BEGIN THE INPUT

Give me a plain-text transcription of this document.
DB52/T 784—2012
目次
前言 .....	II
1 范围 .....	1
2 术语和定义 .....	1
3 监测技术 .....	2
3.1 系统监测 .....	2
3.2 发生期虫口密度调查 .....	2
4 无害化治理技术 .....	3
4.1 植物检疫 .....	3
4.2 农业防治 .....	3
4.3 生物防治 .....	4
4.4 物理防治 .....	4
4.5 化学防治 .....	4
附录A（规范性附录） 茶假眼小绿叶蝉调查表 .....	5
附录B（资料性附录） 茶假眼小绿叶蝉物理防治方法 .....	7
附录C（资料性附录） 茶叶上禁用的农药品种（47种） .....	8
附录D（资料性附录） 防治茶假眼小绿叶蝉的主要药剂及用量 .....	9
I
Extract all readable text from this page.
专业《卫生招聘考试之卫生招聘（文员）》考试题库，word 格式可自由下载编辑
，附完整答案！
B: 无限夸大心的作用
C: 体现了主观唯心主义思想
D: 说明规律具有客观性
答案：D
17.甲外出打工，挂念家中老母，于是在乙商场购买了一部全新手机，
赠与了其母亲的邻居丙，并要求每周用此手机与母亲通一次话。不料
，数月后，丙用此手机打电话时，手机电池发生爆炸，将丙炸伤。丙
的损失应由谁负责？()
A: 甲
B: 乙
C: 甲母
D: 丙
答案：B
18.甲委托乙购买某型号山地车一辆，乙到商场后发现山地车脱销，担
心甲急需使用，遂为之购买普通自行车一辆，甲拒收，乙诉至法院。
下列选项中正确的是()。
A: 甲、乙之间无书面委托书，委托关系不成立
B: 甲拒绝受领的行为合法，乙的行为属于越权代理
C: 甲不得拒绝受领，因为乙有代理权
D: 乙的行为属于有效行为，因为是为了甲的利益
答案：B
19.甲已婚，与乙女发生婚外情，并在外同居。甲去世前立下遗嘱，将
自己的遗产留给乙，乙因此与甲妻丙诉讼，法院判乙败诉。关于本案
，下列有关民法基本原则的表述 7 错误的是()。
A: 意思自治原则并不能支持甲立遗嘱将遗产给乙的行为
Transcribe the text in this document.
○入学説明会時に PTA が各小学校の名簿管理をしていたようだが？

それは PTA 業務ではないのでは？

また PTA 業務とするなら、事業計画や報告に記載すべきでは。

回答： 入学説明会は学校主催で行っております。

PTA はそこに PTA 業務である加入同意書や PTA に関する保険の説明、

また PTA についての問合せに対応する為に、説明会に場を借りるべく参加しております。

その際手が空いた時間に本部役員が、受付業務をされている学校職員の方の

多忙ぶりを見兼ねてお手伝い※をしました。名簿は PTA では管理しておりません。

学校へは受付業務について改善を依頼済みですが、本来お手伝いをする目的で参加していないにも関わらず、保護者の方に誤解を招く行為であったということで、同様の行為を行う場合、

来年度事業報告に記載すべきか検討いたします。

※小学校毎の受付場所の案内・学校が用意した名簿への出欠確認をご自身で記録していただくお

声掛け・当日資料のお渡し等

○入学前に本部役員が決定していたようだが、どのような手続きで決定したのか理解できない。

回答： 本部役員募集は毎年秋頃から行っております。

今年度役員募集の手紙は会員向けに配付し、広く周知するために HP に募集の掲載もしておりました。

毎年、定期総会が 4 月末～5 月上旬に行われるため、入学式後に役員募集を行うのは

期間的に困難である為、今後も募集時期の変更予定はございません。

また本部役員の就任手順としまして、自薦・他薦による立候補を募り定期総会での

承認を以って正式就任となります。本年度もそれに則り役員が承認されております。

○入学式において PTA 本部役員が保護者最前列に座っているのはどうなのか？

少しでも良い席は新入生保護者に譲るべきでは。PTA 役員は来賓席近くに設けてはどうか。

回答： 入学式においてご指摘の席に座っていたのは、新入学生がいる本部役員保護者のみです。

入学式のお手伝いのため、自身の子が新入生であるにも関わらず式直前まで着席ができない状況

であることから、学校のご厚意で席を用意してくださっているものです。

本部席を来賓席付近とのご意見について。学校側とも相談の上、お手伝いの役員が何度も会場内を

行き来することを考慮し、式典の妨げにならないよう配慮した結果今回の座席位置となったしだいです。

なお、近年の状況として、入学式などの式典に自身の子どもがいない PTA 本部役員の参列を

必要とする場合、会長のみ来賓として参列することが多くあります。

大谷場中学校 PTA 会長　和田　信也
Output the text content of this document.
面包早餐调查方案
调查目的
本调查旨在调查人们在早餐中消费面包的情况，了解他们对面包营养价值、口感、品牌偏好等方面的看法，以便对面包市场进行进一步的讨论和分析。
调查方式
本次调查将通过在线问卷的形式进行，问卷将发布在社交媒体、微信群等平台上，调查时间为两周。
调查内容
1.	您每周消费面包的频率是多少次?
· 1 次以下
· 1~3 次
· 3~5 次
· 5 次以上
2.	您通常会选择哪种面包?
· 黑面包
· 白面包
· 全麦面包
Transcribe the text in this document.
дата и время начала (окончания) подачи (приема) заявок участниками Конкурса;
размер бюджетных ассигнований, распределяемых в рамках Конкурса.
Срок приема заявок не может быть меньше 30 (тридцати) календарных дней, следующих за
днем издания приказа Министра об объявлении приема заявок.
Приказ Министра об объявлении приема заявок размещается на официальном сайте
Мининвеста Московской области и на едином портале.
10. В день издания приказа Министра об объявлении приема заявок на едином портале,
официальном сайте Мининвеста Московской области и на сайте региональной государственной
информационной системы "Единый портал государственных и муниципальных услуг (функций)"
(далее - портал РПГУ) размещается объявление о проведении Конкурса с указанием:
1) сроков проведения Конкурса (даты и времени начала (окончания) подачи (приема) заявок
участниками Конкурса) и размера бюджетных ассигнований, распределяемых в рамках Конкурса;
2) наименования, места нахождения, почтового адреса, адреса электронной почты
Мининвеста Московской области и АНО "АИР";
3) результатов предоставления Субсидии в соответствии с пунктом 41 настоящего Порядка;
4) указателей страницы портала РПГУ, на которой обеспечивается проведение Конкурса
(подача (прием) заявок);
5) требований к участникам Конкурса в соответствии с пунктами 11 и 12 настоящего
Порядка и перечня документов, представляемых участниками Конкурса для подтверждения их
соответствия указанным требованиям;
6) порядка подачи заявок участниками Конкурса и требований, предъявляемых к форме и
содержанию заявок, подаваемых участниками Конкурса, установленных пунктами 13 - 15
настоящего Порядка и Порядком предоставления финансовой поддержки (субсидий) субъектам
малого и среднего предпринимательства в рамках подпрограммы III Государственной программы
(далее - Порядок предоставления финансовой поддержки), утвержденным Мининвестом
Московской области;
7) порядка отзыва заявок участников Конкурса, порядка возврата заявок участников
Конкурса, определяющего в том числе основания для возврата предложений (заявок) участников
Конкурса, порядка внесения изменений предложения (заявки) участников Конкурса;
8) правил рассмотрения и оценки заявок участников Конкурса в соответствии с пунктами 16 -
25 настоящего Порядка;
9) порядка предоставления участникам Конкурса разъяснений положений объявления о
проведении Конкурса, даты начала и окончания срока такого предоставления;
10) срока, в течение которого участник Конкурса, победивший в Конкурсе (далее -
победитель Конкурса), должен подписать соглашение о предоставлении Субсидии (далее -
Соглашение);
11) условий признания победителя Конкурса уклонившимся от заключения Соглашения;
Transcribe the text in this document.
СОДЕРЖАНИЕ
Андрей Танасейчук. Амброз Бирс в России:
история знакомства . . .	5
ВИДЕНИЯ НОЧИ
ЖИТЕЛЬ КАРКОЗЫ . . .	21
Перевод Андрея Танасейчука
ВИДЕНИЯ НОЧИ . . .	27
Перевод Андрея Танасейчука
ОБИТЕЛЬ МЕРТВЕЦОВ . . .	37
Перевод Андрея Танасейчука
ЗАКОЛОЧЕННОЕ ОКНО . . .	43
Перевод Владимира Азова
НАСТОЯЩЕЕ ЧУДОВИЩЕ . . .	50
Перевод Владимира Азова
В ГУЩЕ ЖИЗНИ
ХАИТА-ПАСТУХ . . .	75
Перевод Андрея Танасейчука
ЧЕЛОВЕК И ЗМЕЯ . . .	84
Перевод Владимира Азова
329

END THE INPUT

Return only those lines of the records that contain the string "требований".

5) требований к участникам Конкурса в соответствии с пунктами 11 и 12 настоящего
6) порядка подачи заявок участниками Конкурса и требований, предъявляемых к форме и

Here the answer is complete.